DATA SUPPLIED:
▶
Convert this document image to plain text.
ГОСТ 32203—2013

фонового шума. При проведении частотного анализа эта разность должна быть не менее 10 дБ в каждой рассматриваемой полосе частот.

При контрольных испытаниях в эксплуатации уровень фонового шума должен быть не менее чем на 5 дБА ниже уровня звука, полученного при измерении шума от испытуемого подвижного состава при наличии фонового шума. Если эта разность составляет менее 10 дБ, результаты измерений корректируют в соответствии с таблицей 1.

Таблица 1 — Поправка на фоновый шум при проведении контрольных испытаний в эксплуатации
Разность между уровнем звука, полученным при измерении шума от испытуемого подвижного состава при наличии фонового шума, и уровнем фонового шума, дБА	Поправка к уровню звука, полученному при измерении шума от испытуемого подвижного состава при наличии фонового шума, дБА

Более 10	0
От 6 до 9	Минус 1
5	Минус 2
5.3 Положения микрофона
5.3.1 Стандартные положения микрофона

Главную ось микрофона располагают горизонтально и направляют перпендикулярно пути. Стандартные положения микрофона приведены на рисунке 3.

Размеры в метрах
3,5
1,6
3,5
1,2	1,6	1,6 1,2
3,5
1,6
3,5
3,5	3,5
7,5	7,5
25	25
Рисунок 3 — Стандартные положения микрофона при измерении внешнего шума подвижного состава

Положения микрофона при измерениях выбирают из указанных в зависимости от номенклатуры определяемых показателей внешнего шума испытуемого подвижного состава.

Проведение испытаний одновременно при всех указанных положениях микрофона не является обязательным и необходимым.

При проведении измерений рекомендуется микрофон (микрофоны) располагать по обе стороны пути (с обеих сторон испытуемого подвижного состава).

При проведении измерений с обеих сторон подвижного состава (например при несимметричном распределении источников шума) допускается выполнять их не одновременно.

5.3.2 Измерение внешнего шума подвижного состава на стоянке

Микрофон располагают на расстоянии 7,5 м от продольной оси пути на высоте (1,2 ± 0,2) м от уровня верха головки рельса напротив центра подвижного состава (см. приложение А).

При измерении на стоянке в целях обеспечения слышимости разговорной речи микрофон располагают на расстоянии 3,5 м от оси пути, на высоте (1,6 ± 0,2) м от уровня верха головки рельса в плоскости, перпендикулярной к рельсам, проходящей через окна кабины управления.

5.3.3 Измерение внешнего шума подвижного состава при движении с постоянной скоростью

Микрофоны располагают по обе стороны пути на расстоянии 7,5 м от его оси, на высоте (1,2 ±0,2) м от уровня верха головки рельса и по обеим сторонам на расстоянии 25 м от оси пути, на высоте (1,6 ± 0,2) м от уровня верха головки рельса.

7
◀
WHAT NEEDS TO BE DONE:
Reproduce the material verbatim, line by line.

RESULT FOR THIS EXERCISE:
Convert this document image to plain text.
ГОСТ 32203—2013

фонового шума. При проведении частотного анализа эта разность должна быть не менее 10 дБ в каждой рассматриваемой полосе частот.

При контрольных испытаниях в эксплуатации уровень фонового шума должен быть не менее чем на 5 дБА ниже уровня звука, полученного при измерении шума от испытуемого подвижного состава при наличии фонового шума. Если эта разность составляет менее 10 дБ, результаты измерений корректируют в соответствии с таблицей 1.

Таблица 1 — Поправка на фоновый шум при проведении контрольных испытаний в эксплуатации
Разность между уровнем звука, полученным при измерении шума от испытуемого подвижного состава при наличии фонового шума, и уровнем фонового шума, дБА	Поправка к уровню звука, полученному при измерении шума от испытуемого подвижного состава при наличии фонового шума, дБА

Более 10	0
От 6 до 9	Минус 1
5	Минус 2
5.3 Положения микрофона
5.3.1 Стандартные положения микрофона

Главную ось микрофона располагают горизонтально и направляют перпендикулярно пути. Стандартные положения микрофона приведены на рисунке 3.

Размеры в метрах
3,5
1,6
3,5
1,2	1,6	1,6 1,2
3,5
1,6
3,5
3,5	3,5
7,5	7,5
25	25
Рисунок 3 — Стандартные положения микрофона при измерении внешнего шума подвижного состава

Положения микрофона при измерениях выбирают из указанных в зависимости от номенклатуры определяемых показателей внешнего шума испытуемого подвижного состава.

Проведение испытаний одновременно при всех указанных положениях микрофона не является обязательным и необходимым.

При проведении измерений рекомендуется микрофон (микрофоны) располагать по обе стороны пути (с обеих сторон испытуемого подвижного состава).

При проведении измерений с обеих сторон подвижного состава (например при несимметричном распределении источников шума) допускается выполнять их не одновременно.

5.3.2 Измерение внешнего шума подвижного состава на стоянке

Микрофон располагают на расстоянии 7,5 м от продольной оси пути на высоте (1,2 ± 0,2) м от уровня верха головки рельса напротив центра подвижного состава (см. приложение А).

При измерении на стоянке в целях обеспечения слышимости разговорной речи микрофон располагают на расстоянии 3,5 м от оси пути, на высоте (1,6 ± 0,2) м от уровня верха головки рельса в плоскости, перпендикулярной к рельсам, проходящей через окна кабины управления.

5.3.3 Измерение внешнего шума подвижного состава при движении с постоянной скоростью

Микрофоны располагают по обе стороны пути на расстоянии 7,5 м от его оси, на высоте (1,2 ±0,2) м от уровня верха головки рельса и по обеим сторонам на расстоянии 25 м от оси пути, на высоте (1,6 ± 0,2) м от уровня верха головки рельса.

7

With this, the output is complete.